**AIM:** Check each statement against the passage on the Stour River Valley, answering yes or no and quoting the words of the passage that decide it. 1. The Stour flows 47 miles to the North Sea. 2. Gainsborough and Constable both grew up on the banks of the Stour. 3. Gainsborough's landscapes sold well throughout his career.

Then came the Industrial Revolution. With more factories overtaking farms, and sunlit skies fouled with coal smoke, a desire arose to save the landscape, at least on canvas and in literature—not only to preserve it but also to make it even more rural, more Arcadian, more “English.”
A truly apt stretch of scenery to glorify was the Stour River Valley. The Stour rises in eastern Cambridgeshire and flows 47 miles to the North Sea near Harwich, passing some of the loveliest views of riparian farmland in England.
Two artists poised to capture the Stour River Valley perfectly were Thomas Gainsborough (1727-88) and John Constable (1776-1837). Both painters grew up on the banks of the Stour and had spent their boyhoods sketching the pastoral scenes around them. They painted the scenery in all its weather and appearances, and both professed to love it, although Gainsborough’s landscapes did not sell well during most of his career. He had to concentrate instead on portraits of merchants, squires and, eventually, royalty in order to make a living.

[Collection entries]

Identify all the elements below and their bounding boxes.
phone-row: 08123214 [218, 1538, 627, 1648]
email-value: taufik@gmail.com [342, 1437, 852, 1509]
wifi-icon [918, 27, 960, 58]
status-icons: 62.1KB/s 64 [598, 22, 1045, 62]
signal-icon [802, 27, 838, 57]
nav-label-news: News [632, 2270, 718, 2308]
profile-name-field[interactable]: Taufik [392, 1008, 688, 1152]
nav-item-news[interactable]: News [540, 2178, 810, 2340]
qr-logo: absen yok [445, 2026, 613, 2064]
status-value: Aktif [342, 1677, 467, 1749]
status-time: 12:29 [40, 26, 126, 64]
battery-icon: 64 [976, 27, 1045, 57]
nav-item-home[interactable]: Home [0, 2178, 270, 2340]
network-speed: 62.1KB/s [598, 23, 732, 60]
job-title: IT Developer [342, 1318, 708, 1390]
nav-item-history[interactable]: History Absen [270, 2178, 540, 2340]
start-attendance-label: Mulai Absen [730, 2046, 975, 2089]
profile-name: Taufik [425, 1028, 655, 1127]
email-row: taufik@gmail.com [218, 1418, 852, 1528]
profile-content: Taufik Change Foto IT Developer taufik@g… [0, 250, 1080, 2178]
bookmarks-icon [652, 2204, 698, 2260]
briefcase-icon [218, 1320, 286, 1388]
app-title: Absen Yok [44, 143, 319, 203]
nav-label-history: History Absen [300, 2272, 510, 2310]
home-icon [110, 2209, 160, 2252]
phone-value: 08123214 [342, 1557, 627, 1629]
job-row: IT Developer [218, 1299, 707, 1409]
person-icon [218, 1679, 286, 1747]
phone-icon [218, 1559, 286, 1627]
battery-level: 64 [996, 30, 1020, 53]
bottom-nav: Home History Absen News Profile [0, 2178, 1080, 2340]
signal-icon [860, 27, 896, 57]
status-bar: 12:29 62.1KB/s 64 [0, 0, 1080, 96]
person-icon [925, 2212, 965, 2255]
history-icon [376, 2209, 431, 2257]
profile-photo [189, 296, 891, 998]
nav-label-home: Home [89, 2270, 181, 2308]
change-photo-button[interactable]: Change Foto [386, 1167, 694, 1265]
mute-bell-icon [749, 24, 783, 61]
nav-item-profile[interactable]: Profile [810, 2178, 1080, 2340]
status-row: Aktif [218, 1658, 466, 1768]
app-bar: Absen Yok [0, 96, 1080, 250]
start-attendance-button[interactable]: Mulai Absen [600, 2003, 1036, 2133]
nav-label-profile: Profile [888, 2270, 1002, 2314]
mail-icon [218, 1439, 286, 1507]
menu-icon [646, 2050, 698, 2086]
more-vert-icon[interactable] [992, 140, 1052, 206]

**FULL RESPONSE:**
1. Yes: "flows 47 miles to the North Sea near Harwich"
2. Yes: "Both painters grew up on the banks of the Stour"
3. No: "Gainsborough’s landscapes did not sell well during most of his career"